### [Goal]
Reproduce the complete listing without any deviation.

(Data excerpts)

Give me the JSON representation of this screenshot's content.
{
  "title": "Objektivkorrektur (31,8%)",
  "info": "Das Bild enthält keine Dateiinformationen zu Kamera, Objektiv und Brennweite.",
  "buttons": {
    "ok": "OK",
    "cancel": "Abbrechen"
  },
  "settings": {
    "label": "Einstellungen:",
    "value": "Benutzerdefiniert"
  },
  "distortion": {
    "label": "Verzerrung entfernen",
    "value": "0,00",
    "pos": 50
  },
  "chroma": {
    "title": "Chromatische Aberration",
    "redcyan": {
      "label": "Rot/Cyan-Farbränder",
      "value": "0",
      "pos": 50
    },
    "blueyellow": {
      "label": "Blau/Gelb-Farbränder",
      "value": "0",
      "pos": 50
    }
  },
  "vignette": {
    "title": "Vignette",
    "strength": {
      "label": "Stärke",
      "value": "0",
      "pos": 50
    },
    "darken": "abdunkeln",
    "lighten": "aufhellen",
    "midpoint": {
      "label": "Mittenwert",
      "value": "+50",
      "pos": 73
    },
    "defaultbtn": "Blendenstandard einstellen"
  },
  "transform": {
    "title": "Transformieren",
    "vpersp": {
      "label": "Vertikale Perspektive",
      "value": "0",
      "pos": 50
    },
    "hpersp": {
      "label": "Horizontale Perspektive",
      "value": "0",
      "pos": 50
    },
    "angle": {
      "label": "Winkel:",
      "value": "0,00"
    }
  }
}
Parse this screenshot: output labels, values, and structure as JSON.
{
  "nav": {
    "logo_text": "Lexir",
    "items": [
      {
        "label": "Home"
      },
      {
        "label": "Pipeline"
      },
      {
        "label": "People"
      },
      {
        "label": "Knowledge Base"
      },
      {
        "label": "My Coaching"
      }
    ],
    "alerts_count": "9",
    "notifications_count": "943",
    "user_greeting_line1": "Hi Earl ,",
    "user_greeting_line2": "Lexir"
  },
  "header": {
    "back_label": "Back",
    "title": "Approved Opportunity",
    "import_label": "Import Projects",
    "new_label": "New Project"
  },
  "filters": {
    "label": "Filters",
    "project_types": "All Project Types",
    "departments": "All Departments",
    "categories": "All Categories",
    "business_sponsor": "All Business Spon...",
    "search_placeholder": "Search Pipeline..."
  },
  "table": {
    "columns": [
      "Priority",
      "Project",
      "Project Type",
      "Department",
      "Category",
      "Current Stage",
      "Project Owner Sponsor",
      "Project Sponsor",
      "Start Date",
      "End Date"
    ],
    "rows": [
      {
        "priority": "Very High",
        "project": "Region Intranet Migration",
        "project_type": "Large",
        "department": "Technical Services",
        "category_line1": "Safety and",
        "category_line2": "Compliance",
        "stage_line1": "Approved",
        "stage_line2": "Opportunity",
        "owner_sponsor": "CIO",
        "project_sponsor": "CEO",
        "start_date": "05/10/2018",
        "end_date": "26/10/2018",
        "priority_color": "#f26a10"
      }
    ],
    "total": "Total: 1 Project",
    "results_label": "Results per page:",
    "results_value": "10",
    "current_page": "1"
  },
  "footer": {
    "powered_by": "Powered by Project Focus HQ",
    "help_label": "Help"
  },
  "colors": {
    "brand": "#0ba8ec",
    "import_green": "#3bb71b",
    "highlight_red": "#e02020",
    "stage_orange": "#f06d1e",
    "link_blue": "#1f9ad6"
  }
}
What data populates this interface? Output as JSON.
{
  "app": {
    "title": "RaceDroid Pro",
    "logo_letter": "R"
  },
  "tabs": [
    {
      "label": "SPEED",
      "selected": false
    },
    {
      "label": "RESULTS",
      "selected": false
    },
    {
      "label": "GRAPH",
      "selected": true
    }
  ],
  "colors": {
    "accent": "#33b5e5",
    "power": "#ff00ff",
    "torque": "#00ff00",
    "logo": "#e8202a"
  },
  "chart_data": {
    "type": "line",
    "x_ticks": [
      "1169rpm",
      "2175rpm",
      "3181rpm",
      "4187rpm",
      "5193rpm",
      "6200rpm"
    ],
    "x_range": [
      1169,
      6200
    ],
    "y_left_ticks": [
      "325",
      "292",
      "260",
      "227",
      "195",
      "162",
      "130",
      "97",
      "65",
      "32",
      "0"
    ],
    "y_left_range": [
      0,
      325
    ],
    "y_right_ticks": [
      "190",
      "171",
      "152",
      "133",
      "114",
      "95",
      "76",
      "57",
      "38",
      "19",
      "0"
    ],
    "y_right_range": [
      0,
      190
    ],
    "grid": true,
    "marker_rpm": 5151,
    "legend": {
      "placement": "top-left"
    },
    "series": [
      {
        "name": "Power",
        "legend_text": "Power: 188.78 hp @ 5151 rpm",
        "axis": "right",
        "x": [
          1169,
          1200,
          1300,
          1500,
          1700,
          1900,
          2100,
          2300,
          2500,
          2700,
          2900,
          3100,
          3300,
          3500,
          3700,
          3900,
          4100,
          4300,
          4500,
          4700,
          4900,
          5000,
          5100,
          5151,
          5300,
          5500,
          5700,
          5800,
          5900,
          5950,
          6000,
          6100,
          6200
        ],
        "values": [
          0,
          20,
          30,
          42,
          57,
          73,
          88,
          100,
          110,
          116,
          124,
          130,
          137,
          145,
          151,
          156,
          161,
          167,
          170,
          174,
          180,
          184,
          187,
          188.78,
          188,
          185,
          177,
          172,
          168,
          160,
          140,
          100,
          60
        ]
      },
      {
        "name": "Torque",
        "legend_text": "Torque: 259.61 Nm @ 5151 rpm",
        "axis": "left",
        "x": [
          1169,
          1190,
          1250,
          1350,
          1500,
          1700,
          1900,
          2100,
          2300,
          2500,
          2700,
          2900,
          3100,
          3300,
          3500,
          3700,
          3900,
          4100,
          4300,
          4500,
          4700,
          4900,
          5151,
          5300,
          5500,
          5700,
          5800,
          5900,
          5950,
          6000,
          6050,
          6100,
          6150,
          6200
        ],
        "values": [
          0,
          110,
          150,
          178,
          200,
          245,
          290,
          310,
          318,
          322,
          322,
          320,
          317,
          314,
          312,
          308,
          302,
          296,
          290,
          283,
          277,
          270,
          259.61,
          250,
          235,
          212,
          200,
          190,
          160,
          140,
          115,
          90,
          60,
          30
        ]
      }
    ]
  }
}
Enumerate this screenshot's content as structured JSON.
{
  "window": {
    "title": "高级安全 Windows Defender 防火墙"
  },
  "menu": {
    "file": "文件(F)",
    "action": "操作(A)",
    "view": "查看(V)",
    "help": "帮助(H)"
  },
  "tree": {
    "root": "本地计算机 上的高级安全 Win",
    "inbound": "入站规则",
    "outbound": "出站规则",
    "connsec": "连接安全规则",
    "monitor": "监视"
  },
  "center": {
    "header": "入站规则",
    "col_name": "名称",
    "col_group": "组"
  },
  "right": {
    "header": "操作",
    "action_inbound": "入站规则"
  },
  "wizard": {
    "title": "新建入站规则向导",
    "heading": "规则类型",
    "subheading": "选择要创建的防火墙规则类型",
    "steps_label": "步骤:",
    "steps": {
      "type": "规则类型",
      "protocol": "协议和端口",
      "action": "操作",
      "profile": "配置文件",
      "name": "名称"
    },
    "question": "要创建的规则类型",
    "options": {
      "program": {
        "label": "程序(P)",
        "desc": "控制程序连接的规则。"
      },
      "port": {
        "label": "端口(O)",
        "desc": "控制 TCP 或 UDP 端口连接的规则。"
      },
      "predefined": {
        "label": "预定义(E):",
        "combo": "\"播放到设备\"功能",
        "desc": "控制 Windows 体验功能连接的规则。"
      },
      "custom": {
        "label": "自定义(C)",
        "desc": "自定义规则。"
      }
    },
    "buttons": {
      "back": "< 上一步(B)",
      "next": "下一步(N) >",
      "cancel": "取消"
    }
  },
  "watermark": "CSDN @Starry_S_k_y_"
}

### [Solution for this problem]
Give me the JSON representation of this screenshot's content.
{
  "title": "Objektivkorrektur (31,8%)",
  "info": "Das Bild enthält keine Dateiinformationen zu Kamera, Objektiv und Brennweite.",
  "buttons": {
    "ok": "OK",
    "cancel": "Abbrechen"
  },
  "settings": {
    "label": "Einstellungen:",
    "value": "Benutzerdefiniert"
  },
  "distortion": {
    "label": "Verzerrung entfernen",
    "value": "0,00",
    "pos": 50
  },
  "chroma": {
    "title": "Chromatische Aberration",
    "redcyan": {
      "label": "Rot/Cyan-Farbränder",
      "value": "0",
      "pos": 50
    },
    "blueyellow": {
      "label": "Blau/Gelb-Farbränder",
      "value": "0",
      "pos": 50
    }
  },
  "vignette": {
    "title": "Vignette",
    "strength": {
      "label": "Stärke",
      "value": "0",
      "pos": 50
    },
    "darken": "abdunkeln",
    "lighten": "aufhellen",
    "midpoint": {
      "label": "Mittenwert",
      "value": "+50",
      "pos": 73
    },
    "defaultbtn": "Blendenstandard einstellen"
  },
  "transform": {
    "title": "Transformieren",
    "vpersp": {
      "label": "Vertikale Perspektive",
      "value": "0",
      "pos": 50
    },
    "hpersp": {
      "label": "Horizontale Perspektive",
      "value": "0",
      "pos": 50
    },
    "angle": {
      "label": "Winkel:",
      "value": "0,00"
    }
  }
}
Parse this screenshot: output labels, values, and structure as JSON.
{
  "nav": {
    "logo_text": "Lexir",
    "items": [
      {
        "label": "Home"
      },
      {
        "label": "Pipeline"
      },
      {
        "label": "People"
      },
      {
        "label": "Knowledge Base"
      },
      {
        "label": "My Coaching"
      }
    ],
    "alerts_count": "9",
    "notifications_count": "943",
    "user_greeting_line1": "Hi Earl ,",
    "user_greeting_line2": "Lexir"
  },
  "header": {
    "back_label": "Back",
    "title": "Approved Opportunity",
    "import_label": "Import Projects",
    "new_label": "New Project"
  },
  "filters": {
    "label": "Filters",
    "project_types": "All Project Types",
    "departments": "All Departments",
    "categories": "All Categories",
    "business_sponsor": "All Business Spon...",
    "search_placeholder": "Search Pipeline..."
  },
  "table": {
    "columns": [
      "Priority",
      "Project",
      "Project Type",
      "Department",
      "Category",
      "Current Stage",
      "Project Owner Sponsor",
      "Project Sponsor",
      "Start Date",
      "End Date"
    ],
    "rows": [
      {
        "priority": "Very High",
        "project": "Region Intranet Migration",
        "project_type": "Large",
        "department": "Technical Services",
        "category_line1": "Safety and",
        "category_line2": "Compliance",
        "stage_line1": "Approved",
        "stage_line2": "Opportunity",
        "owner_sponsor": "CIO",
        "project_sponsor": "CEO",
        "start_date": "05/10/2018",
        "end_date": "26/10/2018",
        "priority_color": "#f26a10"
      }
    ],
    "total": "Total: 1 Project",
    "results_label": "Results per page:",
    "results_value": "10",
    "current_page": "1"
  },
  "footer": {
    "powered_by": "Powered by Project Focus HQ",
    "help_label": "Help"
  },
  "colors": {
    "brand": "#0ba8ec",
    "import_green": "#3bb71b",
    "highlight_red": "#e02020",
    "stage_orange": "#f06d1e",
    "link_blue": "#1f9ad6"
  }
}
What data populates this interface? Output as JSON.
{
  "app": {
    "title": "RaceDroid Pro",
    "logo_letter": "R"
  },
  "tabs": [
    {
      "label": "SPEED",
      "selected": false
    },
    {
      "label": "RESULTS",
      "selected": false
    },
    {
      "label": "GRAPH",
      "selected": true
    }
  ],
  "colors": {
    "accent": "#33b5e5",
    "power": "#ff00ff",
    "torque": "#00ff00",
    "logo": "#e8202a"
  },
  "chart_data": {
    "type": "line",
    "x_ticks": [
      "1169rpm",
      "2175rpm",
      "3181rpm",
      "4187rpm",
      "5193rpm",
      "6200rpm"
    ],
    "x_range": [
      1169,
      6200
    ],
    "y_left_ticks": [
      "325",
      "292",
      "260",
      "227",
      "195",
      "162",
      "130",
      "97",
      "65",
      "32",
      "0"
    ],
    "y_left_range": [
      0,
      325
    ],
    "y_right_ticks": [
      "190",
      "171",
      "152",
      "133",
      "114",
      "95",
      "76",
      "57",
      "38",
      "19",
      "0"
    ],
    "y_right_range": [
      0,
      190
    ],
    "grid": true,
    "marker_rpm": 5151,
    "legend": {
      "placement": "top-left"
    },
    "series": [
      {
        "name": "Power",
        "legend_text": "Power: 188.78 hp @ 5151 rpm",
        "axis": "right",
        "x": [
          1169,
          1200,
          1300,
          1500,
          1700,
          1900,
          2100,
          2300,
          2500,
          2700,
          2900,
          3100,
          3300,
          3500,
          3700,
          3900,
          4100,
          4300,
          4500,
          4700,
          4900,
          5000,
          5100,
          5151,
          5300,
          5500,
          5700,
          5800,
          5900,
          5950,
          6000,
          6100,
          6200
        ],
        "values": [
          0,
          20,
          30,
          42,
          57,
          73,
          88,
          100,
          110,
          116,
          124,
          130,
          137,
          145,
          151,
          156,
          161,
          167,
          170,
          174,
          180,
          184,
          187,
          188.78,
          188,
          185,
          177,
          172,
          168,
          160,
          140,
          100,
          60
        ]
      },
      {
        "name": "Torque",
        "legend_text": "Torque: 259.61 Nm @ 5151 rpm",
        "axis": "left",
        "x": [
          1169,
          1190,
          1250,
          1350,
          1500,
          1700,
          1900,
          2100,
          2300,
          2500,
          2700,
          2900,
          3100,
          3300,
          3500,
          3700,
          3900,
          4100,
          4300,
          4500,
          4700,
          4900,
          5151,
          5300,
          5500,
          5700,
          5800,
          5900,
          5950,
          6000,
          6050,
          6100,
          6150,
          6200
        ],
        "values": [
          0,
          110,
          150,
          178,
          200,
          245,
          290,
          310,
          318,
          322,
          322,
          320,
          317,
          314,
          312,
          308,
          302,
          296,
          290,
          283,
          277,
          270,
          259.61,
          250,
          235,
          212,
          200,
          190,
          160,
          140,
          115,
          90,
          60,
          30
        ]
      }
    ]
  }
}
Enumerate this screenshot's content as structured JSON.
{
  "window": {
    "title": "高级安全 Windows Defender 防火墙"
  },
  "menu": {
    "file": "文件(F)",
    "action": "操作(A)",
    "view": "查看(V)",
    "help": "帮助(H)"
  },
  "tree": {
    "root": "本地计算机 上的高级安全 Win",
    "inbound": "入站规则",
    "outbound": "出站规则",
    "connsec": "连接安全规则",
    "monitor": "监视"
  },
  "center": {
    "header": "入站规则",
    "col_name": "名称",
    "col_group": "组"
  },
  "right": {
    "header": "操作",
    "action_inbound": "入站规则"
  },
  "wizard": {
    "title": "新建入站规则向导",
    "heading": "规则类型",
    "subheading": "选择要创建的防火墙规则类型",
    "steps_label": "步骤:",
    "steps": {
      "type": "规则类型",
      "protocol": "协议和端口",
      "action": "操作",
      "profile": "配置文件",
      "name": "名称"
    },
    "question": "要创建的规则类型",
    "options": {
      "program": {
        "label": "程序(P)",
        "desc": "控制程序连接的规则。"
      },
      "port": {
        "label": "端口(O)",
        "desc": "控制 TCP 或 UDP 端口连接的规则。"
      },
      "predefined": {
        "label": "预定义(E):",
        "combo": "\"播放到设备\"功能",
        "desc": "控制 Windows 体验功能连接的规则。"
      },
      "custom": {
        "label": "自定义(C)",
        "desc": "自定义规则。"
      }
    },
    "buttons": {
      "back": "< 上一步(B)",
      "next": "下一步(N) >",
      "cancel": "取消"
    }
  },
  "watermark": "CSDN @Starry_S_k_y_"
}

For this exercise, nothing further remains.